● WORK INSTRUCTION: Please edit the court text from the words "A certified copy" through the words "Jensen, J., Concur.", and write "order" wherever "mandate" appears.

--- PAGE TEXT ---

A certified copy of this entry shall constitute the mandate pursuant to App.R. 27. See also 6th Dist.Loc.App.R. 4.

Arlene Singer, P.J., Stephen A. Yarbrough, J. and James D. Jensen, J., Concur.

FootNotes


1. Curtis Semprich, Lori's husband, is also an appellant in this matter. However, for ease of discussion, we will use "appellant" to refer only to Lori.

--- EXERCISE DATA ---

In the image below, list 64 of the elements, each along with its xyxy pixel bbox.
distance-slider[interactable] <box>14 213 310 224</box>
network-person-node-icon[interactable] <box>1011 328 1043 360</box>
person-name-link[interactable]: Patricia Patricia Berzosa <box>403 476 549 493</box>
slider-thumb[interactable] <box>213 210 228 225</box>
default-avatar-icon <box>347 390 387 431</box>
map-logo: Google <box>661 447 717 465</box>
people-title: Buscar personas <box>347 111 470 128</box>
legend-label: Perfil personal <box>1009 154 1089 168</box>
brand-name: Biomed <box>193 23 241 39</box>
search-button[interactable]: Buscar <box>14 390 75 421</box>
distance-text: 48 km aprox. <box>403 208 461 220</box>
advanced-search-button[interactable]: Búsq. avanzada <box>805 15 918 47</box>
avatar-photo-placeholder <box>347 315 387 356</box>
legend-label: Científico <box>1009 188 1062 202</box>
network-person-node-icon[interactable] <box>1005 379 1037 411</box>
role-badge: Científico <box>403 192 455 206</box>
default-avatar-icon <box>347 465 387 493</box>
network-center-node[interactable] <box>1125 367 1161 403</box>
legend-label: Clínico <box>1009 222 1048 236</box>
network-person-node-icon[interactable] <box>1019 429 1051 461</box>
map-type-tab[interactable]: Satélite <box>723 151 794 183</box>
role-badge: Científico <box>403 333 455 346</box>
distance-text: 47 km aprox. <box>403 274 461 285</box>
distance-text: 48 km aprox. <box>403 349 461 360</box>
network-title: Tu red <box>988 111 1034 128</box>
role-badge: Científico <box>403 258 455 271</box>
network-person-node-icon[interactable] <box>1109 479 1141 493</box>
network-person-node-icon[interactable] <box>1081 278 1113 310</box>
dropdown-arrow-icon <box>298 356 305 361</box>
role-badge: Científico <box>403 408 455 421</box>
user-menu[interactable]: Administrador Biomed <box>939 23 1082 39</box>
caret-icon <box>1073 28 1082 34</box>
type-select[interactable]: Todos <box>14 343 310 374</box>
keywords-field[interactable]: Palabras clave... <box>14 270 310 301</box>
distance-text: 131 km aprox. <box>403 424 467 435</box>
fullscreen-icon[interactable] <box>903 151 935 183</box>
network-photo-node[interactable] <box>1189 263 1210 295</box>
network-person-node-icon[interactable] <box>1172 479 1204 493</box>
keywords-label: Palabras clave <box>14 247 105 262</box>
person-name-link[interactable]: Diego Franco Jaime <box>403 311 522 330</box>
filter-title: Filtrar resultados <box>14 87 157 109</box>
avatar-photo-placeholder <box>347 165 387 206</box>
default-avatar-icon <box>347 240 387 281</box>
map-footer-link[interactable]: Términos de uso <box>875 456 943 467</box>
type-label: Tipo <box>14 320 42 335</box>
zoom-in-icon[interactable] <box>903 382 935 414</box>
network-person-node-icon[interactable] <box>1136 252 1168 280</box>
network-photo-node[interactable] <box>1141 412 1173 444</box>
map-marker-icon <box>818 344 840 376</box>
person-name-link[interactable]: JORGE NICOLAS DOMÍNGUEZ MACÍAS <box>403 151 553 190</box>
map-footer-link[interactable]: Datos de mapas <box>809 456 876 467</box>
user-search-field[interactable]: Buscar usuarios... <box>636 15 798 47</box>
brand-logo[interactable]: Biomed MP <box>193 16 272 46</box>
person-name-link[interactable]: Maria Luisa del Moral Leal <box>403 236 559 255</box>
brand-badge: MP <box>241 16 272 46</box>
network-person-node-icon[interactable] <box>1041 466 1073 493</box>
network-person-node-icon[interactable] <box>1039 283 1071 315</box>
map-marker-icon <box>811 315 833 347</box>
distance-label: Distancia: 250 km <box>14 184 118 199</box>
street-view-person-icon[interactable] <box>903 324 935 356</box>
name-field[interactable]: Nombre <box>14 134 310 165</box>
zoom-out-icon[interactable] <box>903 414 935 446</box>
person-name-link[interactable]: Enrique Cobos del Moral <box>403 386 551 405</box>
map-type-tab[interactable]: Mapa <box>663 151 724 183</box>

---

● ANSWER SPACE:
A certified copy of this entry shall constitute the order pursuant to App.R. 27. See also 6th Dist.Loc.App.R. 4.

Arlene Singer, P.J., Stephen A. Yarbrough, J. and James D. Jensen, J., Concur.